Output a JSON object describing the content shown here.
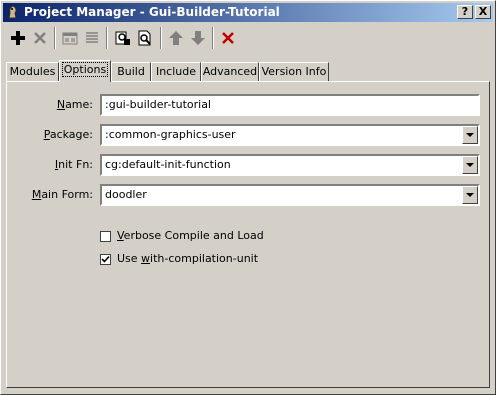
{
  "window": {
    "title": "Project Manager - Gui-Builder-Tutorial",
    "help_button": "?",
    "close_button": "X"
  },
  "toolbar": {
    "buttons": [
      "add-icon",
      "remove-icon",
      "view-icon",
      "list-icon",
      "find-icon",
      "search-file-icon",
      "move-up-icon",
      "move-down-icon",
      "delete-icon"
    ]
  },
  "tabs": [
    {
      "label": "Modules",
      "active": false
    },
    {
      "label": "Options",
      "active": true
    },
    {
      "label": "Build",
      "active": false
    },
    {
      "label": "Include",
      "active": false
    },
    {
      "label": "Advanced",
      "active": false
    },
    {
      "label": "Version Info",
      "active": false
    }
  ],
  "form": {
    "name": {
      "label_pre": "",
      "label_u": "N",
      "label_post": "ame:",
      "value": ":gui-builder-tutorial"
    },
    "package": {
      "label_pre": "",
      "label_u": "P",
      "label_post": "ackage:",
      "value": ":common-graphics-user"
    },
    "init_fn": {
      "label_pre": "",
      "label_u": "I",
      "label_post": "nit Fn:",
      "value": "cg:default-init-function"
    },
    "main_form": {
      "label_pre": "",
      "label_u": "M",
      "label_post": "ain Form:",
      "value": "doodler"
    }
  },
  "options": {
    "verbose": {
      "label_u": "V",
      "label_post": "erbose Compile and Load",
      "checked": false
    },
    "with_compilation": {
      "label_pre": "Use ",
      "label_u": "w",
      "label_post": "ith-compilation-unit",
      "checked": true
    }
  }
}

Requirements ->
Determine how many lines of the listing hold the word "value" and reply with that figure alone.

Written response ->
4